Dataset entries
►
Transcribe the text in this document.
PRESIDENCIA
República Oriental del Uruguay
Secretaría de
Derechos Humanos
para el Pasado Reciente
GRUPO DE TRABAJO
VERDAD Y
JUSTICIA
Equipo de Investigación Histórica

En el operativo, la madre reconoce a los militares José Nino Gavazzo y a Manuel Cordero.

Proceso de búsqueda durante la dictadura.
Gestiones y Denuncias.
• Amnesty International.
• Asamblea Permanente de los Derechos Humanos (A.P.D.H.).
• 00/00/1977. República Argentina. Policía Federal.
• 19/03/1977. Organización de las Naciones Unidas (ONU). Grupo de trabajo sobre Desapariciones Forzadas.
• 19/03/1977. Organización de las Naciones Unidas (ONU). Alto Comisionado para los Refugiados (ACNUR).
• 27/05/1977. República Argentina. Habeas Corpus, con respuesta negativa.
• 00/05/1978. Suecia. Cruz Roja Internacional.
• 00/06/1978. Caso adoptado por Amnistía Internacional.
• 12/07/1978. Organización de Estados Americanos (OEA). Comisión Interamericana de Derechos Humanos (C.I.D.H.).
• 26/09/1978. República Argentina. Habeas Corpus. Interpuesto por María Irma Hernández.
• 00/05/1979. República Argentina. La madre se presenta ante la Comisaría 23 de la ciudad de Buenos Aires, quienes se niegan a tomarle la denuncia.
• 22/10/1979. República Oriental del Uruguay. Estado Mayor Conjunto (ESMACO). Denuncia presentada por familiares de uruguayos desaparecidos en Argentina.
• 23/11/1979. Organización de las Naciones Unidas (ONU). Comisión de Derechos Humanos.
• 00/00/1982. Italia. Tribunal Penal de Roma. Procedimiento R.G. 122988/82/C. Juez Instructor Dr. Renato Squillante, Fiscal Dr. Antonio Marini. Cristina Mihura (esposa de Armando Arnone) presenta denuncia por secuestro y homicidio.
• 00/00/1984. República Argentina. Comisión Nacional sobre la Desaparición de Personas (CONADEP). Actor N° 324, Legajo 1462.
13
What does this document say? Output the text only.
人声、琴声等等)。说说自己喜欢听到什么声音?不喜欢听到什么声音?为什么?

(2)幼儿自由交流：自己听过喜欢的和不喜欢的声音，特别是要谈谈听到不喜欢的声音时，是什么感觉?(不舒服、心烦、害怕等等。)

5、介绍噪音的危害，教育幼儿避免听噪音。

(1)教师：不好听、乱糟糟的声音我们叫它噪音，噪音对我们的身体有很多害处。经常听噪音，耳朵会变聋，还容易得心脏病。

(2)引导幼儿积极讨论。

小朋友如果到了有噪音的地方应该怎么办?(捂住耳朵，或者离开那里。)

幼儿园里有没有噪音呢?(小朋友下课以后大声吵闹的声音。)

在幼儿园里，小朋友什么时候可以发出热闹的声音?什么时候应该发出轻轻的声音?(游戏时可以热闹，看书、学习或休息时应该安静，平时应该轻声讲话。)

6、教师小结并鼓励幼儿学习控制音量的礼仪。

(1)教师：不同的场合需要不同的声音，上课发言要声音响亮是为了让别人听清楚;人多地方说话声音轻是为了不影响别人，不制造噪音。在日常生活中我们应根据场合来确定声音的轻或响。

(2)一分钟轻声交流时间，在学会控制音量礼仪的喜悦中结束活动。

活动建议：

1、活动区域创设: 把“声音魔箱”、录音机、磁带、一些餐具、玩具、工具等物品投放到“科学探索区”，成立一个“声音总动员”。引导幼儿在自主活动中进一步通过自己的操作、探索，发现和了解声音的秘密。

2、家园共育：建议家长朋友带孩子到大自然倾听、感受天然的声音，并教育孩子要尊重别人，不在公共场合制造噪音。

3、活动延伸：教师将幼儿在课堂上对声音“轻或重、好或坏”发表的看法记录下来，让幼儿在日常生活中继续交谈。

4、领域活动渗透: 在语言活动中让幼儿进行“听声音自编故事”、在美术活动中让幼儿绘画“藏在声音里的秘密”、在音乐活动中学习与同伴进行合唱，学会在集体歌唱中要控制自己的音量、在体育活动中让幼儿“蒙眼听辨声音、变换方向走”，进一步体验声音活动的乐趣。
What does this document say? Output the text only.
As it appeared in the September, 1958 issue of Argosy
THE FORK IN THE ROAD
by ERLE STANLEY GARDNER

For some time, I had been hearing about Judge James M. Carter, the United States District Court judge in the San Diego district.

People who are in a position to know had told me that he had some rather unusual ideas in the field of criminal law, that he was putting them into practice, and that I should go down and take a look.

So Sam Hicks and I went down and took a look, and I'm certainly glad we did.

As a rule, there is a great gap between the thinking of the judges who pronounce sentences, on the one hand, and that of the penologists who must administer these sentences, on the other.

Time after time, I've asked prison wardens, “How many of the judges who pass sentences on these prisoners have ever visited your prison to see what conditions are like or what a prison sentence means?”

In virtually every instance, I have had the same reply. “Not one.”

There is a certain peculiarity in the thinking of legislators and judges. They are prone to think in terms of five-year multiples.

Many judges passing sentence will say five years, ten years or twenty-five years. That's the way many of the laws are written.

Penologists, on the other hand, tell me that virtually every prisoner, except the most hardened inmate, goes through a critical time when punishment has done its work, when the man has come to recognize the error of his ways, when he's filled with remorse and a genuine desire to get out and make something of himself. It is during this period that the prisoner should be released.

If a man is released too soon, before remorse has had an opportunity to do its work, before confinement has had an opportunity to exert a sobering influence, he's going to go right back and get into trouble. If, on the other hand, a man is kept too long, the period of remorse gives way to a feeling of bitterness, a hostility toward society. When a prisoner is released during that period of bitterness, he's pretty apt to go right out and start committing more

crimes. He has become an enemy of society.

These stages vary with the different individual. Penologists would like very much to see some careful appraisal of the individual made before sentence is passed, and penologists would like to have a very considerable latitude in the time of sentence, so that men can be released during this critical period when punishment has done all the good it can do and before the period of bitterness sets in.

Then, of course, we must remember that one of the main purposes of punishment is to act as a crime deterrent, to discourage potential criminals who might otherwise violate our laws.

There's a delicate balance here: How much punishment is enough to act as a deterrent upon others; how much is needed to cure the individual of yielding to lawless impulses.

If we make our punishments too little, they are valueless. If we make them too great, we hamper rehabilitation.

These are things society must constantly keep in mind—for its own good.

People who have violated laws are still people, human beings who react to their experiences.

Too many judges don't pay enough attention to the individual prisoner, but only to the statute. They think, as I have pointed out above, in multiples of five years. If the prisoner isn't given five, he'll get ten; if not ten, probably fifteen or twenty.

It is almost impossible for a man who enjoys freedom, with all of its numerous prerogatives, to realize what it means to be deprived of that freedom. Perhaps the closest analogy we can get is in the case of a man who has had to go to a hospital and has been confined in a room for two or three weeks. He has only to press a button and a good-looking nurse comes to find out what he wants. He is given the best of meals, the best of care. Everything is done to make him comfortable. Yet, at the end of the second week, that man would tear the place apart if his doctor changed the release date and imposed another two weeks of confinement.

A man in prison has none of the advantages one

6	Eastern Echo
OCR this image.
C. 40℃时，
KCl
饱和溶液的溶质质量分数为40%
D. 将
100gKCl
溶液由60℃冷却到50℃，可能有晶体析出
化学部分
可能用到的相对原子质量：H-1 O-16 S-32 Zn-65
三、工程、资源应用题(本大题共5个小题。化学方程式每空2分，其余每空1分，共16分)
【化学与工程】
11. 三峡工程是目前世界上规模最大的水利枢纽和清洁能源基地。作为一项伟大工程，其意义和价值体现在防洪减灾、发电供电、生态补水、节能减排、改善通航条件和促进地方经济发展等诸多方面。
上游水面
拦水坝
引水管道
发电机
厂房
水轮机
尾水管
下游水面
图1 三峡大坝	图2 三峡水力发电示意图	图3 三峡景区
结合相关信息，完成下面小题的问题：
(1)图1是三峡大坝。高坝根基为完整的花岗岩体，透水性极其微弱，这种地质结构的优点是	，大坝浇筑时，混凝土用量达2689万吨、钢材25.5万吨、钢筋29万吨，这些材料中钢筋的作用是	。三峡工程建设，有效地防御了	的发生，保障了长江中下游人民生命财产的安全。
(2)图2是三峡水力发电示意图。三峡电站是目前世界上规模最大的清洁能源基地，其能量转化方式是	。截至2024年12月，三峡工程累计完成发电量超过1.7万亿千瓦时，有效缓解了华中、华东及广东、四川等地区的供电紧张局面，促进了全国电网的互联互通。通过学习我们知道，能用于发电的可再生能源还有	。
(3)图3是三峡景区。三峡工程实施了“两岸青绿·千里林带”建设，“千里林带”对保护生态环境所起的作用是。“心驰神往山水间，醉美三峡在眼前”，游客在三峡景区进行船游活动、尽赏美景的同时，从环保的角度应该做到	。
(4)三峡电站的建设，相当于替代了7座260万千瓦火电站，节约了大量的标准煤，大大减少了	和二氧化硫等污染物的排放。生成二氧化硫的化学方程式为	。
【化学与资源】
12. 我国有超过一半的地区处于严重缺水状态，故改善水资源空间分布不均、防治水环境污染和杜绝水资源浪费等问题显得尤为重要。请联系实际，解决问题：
◄
To do
Collect each line of the entries that has the word "five", copying it in full.

Output of the exercise
There is a certain peculiarity in the thinking of legislators and judges. They are prone to think in terms of five-year multiples.
Many judges passing sentence will say five years, ten years or twenty-five years. That's the way many of the laws are written.
Too many judges don't pay enough attention to the individual prisoner, but only to the statute. They think, as I have pointed out above, in multiples of five years. If the prisoner isn't given five, he'll get ten; if not ten, probably fifteen or twenty.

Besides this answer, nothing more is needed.